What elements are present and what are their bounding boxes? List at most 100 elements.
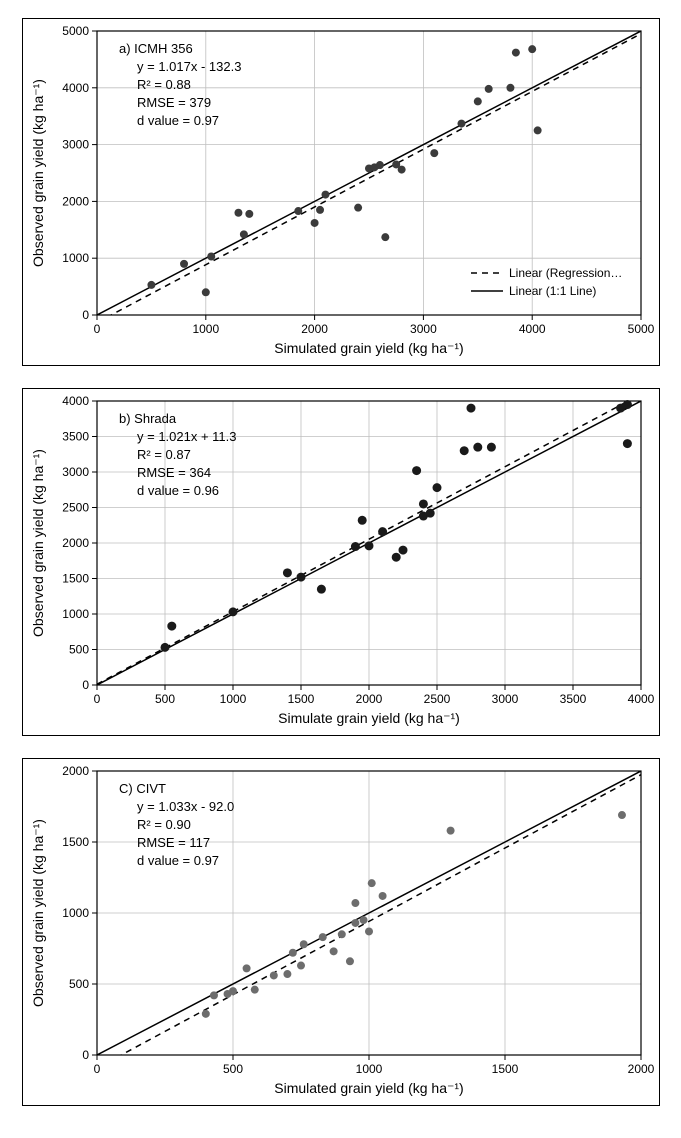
legend-label: Linear (1:1 Line) <box>509 284 596 298</box>
y-tick-label: 4000 <box>62 394 89 408</box>
y-axis-label: Observed grain yield (kg ha⁻¹) <box>30 819 46 1007</box>
data-point <box>473 443 482 452</box>
data-point <box>147 281 155 289</box>
y-tick-label: 0 <box>82 678 89 692</box>
x-tick-label: 2000 <box>356 692 383 706</box>
data-point <box>376 161 384 169</box>
equation-text: y = 1.021x + 11.3 <box>137 429 237 444</box>
x-tick-label: 3500 <box>560 692 587 706</box>
y-tick-label: 5000 <box>62 24 89 38</box>
data-point <box>534 126 542 134</box>
x-tick-label: 2000 <box>301 322 328 336</box>
data-point <box>316 206 324 214</box>
data-point <box>381 233 389 241</box>
x-tick-label: 2000 <box>628 1062 655 1076</box>
x-tick-label: 1000 <box>356 1062 383 1076</box>
data-point <box>506 84 514 92</box>
data-point <box>365 927 373 935</box>
panel-c: 05001000150020000500100015002000Simulate… <box>22 758 660 1106</box>
data-point <box>398 166 406 174</box>
x-axis-label: Simulate grain yield (kg ha⁻¹) <box>278 710 460 726</box>
data-point <box>283 970 291 978</box>
chart-svg: 0100020003000400050000100020003000400050… <box>23 19 659 365</box>
data-point <box>338 930 346 938</box>
data-point <box>487 443 496 452</box>
dvalue-text: d value = 0.97 <box>137 113 219 128</box>
y-tick-label: 2000 <box>62 194 89 208</box>
data-point <box>485 85 493 93</box>
data-point <box>229 987 237 995</box>
data-point <box>512 49 520 57</box>
equation-text: y = 1.033x - 92.0 <box>137 799 234 814</box>
data-point <box>457 120 465 128</box>
data-point <box>399 546 408 555</box>
data-point <box>365 541 374 550</box>
rmse-text: RMSE = 364 <box>137 465 211 480</box>
y-tick-label: 1500 <box>62 572 89 586</box>
x-tick-label: 0 <box>94 1062 101 1076</box>
data-point <box>300 940 308 948</box>
data-point <box>297 573 306 582</box>
x-tick-label: 4000 <box>628 692 655 706</box>
y-tick-label: 1000 <box>62 251 89 265</box>
data-point <box>202 288 210 296</box>
r2-text: R² = 0.88 <box>137 77 191 92</box>
data-point <box>351 542 360 551</box>
legend-label: Linear (Regression… <box>509 266 622 280</box>
data-point <box>289 949 297 957</box>
data-point <box>419 499 428 508</box>
x-tick-label: 1500 <box>492 1062 519 1076</box>
x-tick-label: 500 <box>223 1062 243 1076</box>
dvalue-text: d value = 0.96 <box>137 483 219 498</box>
x-tick-label: 1000 <box>192 322 219 336</box>
data-point <box>207 252 215 260</box>
data-point <box>180 260 188 268</box>
y-tick-label: 500 <box>69 977 89 991</box>
figure-page: 0100020003000400050000100020003000400050… <box>0 0 681 1138</box>
data-point <box>229 607 238 616</box>
data-point <box>351 899 359 907</box>
dvalue-text: d value = 0.97 <box>137 853 219 868</box>
data-point <box>460 446 469 455</box>
x-tick-label: 500 <box>155 692 175 706</box>
data-point <box>243 964 251 972</box>
panel-title: C) CIVT <box>119 781 166 796</box>
data-point <box>360 916 368 924</box>
data-point <box>346 957 354 965</box>
data-point <box>283 568 292 577</box>
data-point <box>378 527 387 536</box>
data-point <box>319 933 327 941</box>
data-point <box>234 209 242 217</box>
data-point <box>294 207 302 215</box>
x-tick-label: 4000 <box>519 322 546 336</box>
y-tick-label: 500 <box>69 643 89 657</box>
data-point <box>317 585 326 594</box>
data-point <box>467 404 476 413</box>
x-axis-label: Simulated grain yield (kg ha⁻¹) <box>274 340 463 356</box>
y-tick-label: 3000 <box>62 465 89 479</box>
data-point <box>358 516 367 525</box>
data-point <box>379 892 387 900</box>
equation-text: y = 1.017x - 132.3 <box>137 59 241 74</box>
data-point <box>392 553 401 562</box>
y-axis-label: Observed grain yield (kg ha⁻¹) <box>30 79 46 267</box>
x-tick-label: 0 <box>94 692 101 706</box>
x-tick-label: 3000 <box>410 322 437 336</box>
data-point <box>618 811 626 819</box>
x-tick-label: 0 <box>94 322 101 336</box>
y-tick-label: 2500 <box>62 501 89 515</box>
data-point <box>351 919 359 927</box>
data-point <box>447 827 455 835</box>
x-axis-label: Simulated grain yield (kg ha⁻¹) <box>274 1080 463 1096</box>
data-point <box>623 400 632 409</box>
y-tick-label: 1000 <box>62 607 89 621</box>
x-tick-label: 2500 <box>424 692 451 706</box>
y-tick-label: 1000 <box>62 906 89 920</box>
data-point <box>430 149 438 157</box>
x-tick-label: 1500 <box>288 692 315 706</box>
r2-text: R² = 0.87 <box>137 447 191 462</box>
data-point <box>270 971 278 979</box>
data-point <box>245 210 253 218</box>
data-point <box>240 230 248 238</box>
panel-a: 0100020003000400050000100020003000400050… <box>22 18 660 366</box>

**TASK REQUIREMENTS**: Extract every line of the records above unchanged, but leave the pictures out.

**ANSWER TO THIS TASK**:
What elements are present and what are their bounding boxes? List at most 100 elements.
legend-label: Linear (1:1 Line) <box>509 284 596 298</box>
y-tick-label: 4000 <box>62 394 89 408</box>
y-axis-label: Observed grain yield (kg ha⁻¹) <box>30 819 46 1007</box>
data-point <box>473 443 482 452</box>
data-point <box>147 281 155 289</box>
y-tick-label: 0 <box>82 678 89 692</box>
x-tick-label: 2000 <box>356 692 383 706</box>
data-point <box>376 161 384 169</box>
equation-text: y = 1.021x + 11.3 <box>137 429 237 444</box>
x-tick-label: 3500 <box>560 692 587 706</box>
y-tick-label: 5000 <box>62 24 89 38</box>
data-point <box>534 126 542 134</box>
x-tick-label: 2000 <box>301 322 328 336</box>
data-point <box>316 206 324 214</box>
data-point <box>381 233 389 241</box>
x-tick-label: 2000 <box>628 1062 655 1076</box>
x-tick-label: 1000 <box>356 1062 383 1076</box>
data-point <box>506 84 514 92</box>
data-point <box>365 927 373 935</box>
panel-c: 05001000150020000500100015002000Simulate… <box>22 758 660 1106</box>
data-point <box>398 166 406 174</box>
x-axis-label: Simulate grain yield (kg ha⁻¹) <box>278 710 460 726</box>
data-point <box>283 970 291 978</box>
chart-svg: 0100020003000400050000100020003000400050… <box>23 19 659 365</box>
data-point <box>338 930 346 938</box>
data-point <box>487 443 496 452</box>
dvalue-text: d value = 0.97 <box>137 113 219 128</box>
y-tick-label: 2000 <box>62 194 89 208</box>
data-point <box>485 85 493 93</box>
data-point <box>229 987 237 995</box>
data-point <box>512 49 520 57</box>
equation-text: y = 1.033x - 92.0 <box>137 799 234 814</box>
data-point <box>457 120 465 128</box>
data-point <box>399 546 408 555</box>
data-point <box>365 541 374 550</box>
rmse-text: RMSE = 364 <box>137 465 211 480</box>
y-tick-label: 1500 <box>62 572 89 586</box>
x-tick-label: 0 <box>94 1062 101 1076</box>
data-point <box>300 940 308 948</box>
data-point <box>297 573 306 582</box>
x-tick-label: 4000 <box>628 692 655 706</box>
y-tick-label: 1000 <box>62 251 89 265</box>
data-point <box>202 288 210 296</box>
r2-text: R² = 0.88 <box>137 77 191 92</box>
data-point <box>351 542 360 551</box>
legend-label: Linear (Regression… <box>509 266 622 280</box>
data-point <box>289 949 297 957</box>
data-point <box>419 499 428 508</box>
x-tick-label: 1500 <box>492 1062 519 1076</box>
x-tick-label: 500 <box>223 1062 243 1076</box>
dvalue-text: d value = 0.96 <box>137 483 219 498</box>
x-tick-label: 1000 <box>192 322 219 336</box>
data-point <box>207 252 215 260</box>
data-point <box>180 260 188 268</box>
y-tick-label: 500 <box>69 977 89 991</box>
figure-page: 0100020003000400050000100020003000400050… <box>0 0 681 1138</box>
data-point <box>229 607 238 616</box>
data-point <box>351 899 359 907</box>
dvalue-text: d value = 0.97 <box>137 853 219 868</box>
data-point <box>460 446 469 455</box>
x-tick-label: 500 <box>155 692 175 706</box>
data-point <box>243 964 251 972</box>
panel-title: C) CIVT <box>119 781 166 796</box>
data-point <box>360 916 368 924</box>
data-point <box>346 957 354 965</box>
data-point <box>283 568 292 577</box>
data-point <box>378 527 387 536</box>
data-point <box>319 933 327 941</box>
data-point <box>234 209 242 217</box>
data-point <box>294 207 302 215</box>
x-tick-label: 4000 <box>519 322 546 336</box>
y-tick-label: 500 <box>69 643 89 657</box>
data-point <box>317 585 326 594</box>
data-point <box>467 404 476 413</box>
x-axis-label: Simulated grain yield (kg ha⁻¹) <box>274 340 463 356</box>
y-tick-label: 3000 <box>62 465 89 479</box>
data-point <box>358 516 367 525</box>
data-point <box>379 892 387 900</box>
equation-text: y = 1.017x - 132.3 <box>137 59 241 74</box>
data-point <box>392 553 401 562</box>
y-axis-label: Observed grain yield (kg ha⁻¹) <box>30 79 46 267</box>
x-tick-label: 0 <box>94 692 101 706</box>
x-tick-label: 3000 <box>410 322 437 336</box>
data-point <box>618 811 626 819</box>
x-tick-label: 0 <box>94 322 101 336</box>
y-tick-label: 2500 <box>62 501 89 515</box>
data-point <box>351 919 359 927</box>
data-point <box>447 827 455 835</box>
x-axis-label: Simulated grain yield (kg ha⁻¹) <box>274 1080 463 1096</box>
data-point <box>623 400 632 409</box>
y-tick-label: 1000 <box>62 607 89 621</box>
x-tick-label: 2500 <box>424 692 451 706</box>
y-tick-label: 1000 <box>62 906 89 920</box>
data-point <box>430 149 438 157</box>
x-tick-label: 1500 <box>288 692 315 706</box>
r2-text: R² = 0.87 <box>137 447 191 462</box>
data-point <box>270 971 278 979</box>
data-point <box>245 210 253 218</box>
data-point <box>240 230 248 238</box>
panel-a: 0100020003000400050000100020003000400050… <box>22 18 660 366</box>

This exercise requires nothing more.